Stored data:
########
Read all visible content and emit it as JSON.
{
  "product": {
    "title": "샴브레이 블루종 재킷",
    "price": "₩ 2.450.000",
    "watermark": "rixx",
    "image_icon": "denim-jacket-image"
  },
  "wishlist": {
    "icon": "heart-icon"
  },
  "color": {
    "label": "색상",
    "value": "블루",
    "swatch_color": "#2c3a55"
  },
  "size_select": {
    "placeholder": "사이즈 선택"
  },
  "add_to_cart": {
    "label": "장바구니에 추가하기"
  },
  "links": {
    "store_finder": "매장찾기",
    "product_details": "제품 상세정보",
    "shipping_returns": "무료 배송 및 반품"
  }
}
########
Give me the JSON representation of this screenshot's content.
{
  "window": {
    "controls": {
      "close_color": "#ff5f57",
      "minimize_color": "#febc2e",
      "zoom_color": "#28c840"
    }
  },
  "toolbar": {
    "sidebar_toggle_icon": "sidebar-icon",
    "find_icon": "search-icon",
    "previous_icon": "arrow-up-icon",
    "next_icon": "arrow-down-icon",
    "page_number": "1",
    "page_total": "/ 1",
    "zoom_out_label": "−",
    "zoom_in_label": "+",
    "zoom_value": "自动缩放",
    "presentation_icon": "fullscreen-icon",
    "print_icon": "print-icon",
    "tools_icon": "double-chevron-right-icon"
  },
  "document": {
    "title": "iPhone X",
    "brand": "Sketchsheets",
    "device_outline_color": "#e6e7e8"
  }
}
########
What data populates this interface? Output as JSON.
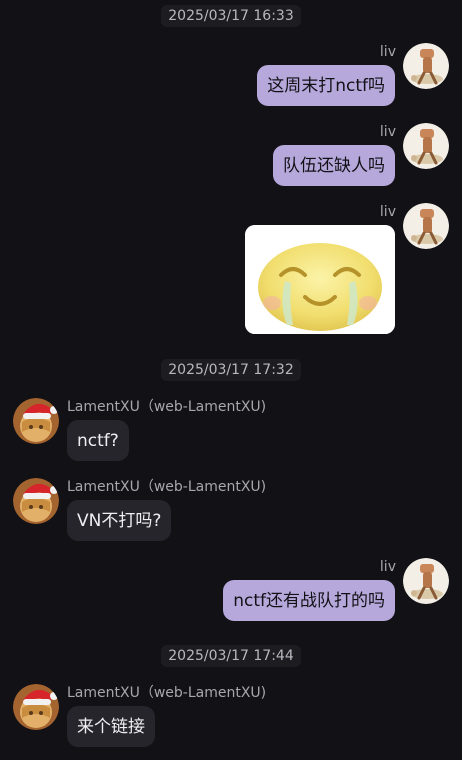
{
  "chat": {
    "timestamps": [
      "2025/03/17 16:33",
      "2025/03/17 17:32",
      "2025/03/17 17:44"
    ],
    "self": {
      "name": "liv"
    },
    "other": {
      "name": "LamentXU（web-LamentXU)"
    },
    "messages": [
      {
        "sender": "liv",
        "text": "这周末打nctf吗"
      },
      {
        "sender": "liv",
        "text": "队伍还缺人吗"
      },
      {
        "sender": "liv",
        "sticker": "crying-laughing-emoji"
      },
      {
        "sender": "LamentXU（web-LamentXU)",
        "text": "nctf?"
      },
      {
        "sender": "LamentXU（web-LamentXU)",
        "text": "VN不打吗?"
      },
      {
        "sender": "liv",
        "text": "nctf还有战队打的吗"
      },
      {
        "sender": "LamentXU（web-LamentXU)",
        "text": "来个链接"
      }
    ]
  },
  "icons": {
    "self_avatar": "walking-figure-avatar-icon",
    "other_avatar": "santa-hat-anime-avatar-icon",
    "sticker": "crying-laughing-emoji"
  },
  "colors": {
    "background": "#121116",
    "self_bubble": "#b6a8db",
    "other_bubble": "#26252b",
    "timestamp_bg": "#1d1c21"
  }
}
########
Exercise brief: State the count of lines above containing the string "sticker", and add nothing to it.

Final result: 2